Dataset items:
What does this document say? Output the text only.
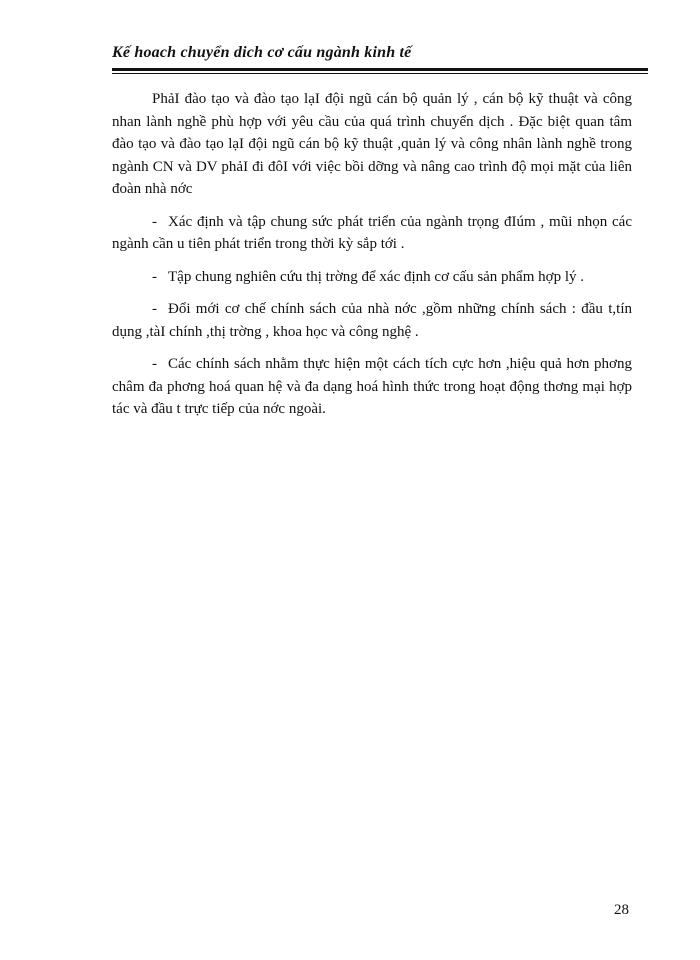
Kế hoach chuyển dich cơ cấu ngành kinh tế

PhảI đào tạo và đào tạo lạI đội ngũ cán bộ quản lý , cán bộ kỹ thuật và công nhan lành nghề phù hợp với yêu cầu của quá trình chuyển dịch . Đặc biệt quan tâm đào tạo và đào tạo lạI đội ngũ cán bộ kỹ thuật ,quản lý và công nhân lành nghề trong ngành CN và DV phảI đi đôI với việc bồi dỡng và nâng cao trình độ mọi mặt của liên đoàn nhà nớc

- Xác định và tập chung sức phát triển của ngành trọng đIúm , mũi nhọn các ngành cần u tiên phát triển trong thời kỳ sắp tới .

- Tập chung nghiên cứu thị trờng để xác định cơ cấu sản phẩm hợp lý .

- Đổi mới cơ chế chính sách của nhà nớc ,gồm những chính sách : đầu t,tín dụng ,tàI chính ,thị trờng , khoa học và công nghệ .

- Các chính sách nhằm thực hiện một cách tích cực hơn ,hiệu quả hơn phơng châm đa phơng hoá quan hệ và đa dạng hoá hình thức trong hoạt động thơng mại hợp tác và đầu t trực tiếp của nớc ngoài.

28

==

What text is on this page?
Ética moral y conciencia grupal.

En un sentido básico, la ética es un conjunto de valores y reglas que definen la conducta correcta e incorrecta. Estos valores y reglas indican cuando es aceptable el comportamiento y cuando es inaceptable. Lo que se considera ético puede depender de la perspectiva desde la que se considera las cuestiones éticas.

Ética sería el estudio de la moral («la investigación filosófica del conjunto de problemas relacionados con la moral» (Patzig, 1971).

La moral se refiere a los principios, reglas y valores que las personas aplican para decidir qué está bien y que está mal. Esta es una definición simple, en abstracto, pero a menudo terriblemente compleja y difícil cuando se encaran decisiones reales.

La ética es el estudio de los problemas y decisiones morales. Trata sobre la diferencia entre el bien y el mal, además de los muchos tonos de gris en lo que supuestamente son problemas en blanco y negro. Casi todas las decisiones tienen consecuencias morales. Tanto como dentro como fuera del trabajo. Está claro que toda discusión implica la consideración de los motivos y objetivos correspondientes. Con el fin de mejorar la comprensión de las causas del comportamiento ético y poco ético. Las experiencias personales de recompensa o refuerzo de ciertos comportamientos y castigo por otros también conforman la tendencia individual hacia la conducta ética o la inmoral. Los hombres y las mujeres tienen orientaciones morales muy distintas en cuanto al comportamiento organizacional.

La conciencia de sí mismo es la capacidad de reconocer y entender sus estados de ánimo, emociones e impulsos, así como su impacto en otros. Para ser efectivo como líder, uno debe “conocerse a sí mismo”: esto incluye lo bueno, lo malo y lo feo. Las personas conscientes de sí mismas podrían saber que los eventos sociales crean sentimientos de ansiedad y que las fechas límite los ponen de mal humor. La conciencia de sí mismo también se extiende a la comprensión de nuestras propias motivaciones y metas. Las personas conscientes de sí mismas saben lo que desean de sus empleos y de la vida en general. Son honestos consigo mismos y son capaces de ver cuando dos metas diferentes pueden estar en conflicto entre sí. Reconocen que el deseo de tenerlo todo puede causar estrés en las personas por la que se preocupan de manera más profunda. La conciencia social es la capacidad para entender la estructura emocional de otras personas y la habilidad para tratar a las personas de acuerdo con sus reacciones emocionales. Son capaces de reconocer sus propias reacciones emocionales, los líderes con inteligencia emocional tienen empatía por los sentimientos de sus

---

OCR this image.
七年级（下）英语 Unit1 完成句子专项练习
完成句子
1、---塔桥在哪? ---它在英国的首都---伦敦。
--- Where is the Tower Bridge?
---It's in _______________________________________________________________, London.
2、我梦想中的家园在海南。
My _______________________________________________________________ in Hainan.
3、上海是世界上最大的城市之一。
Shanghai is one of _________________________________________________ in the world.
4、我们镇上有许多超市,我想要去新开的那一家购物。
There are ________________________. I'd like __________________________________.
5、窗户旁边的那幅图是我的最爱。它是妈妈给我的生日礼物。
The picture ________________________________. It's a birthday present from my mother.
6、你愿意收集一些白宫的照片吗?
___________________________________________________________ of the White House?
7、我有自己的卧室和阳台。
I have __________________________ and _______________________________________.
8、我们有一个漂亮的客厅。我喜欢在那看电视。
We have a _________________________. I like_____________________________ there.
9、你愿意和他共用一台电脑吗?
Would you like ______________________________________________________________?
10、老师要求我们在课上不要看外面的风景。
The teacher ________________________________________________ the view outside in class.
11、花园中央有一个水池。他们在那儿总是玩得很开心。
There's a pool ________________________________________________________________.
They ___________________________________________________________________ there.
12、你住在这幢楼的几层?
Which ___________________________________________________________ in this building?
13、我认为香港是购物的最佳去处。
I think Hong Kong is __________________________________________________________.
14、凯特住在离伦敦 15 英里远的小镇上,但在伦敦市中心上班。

Job:
Identify every line where the string "ngành" appears.

Expected answer:
Kế hoach chuyển dich cơ cấu ngành kinh tế
PhảI đào tạo và đào tạo lạI đội ngũ cán bộ quản lý , cán bộ kỹ thuật và công nhan lành nghề phù hợp với yêu cầu của quá trình chuyển dịch . Đặc biệt quan tâm đào tạo và đào tạo lạI đội ngũ cán bộ kỹ thuật ,quản lý và công nhân lành nghề trong ngành CN và DV phảI đi đôI với việc bồi dỡng và nâng cao trình độ mọi mặt của liên đoàn nhà nớc
- Xác định và tập chung sức phát triển của ngành trọng đIúm , mũi nhọn các ngành cần u tiên phát triển trong thời kỳ sắp tới .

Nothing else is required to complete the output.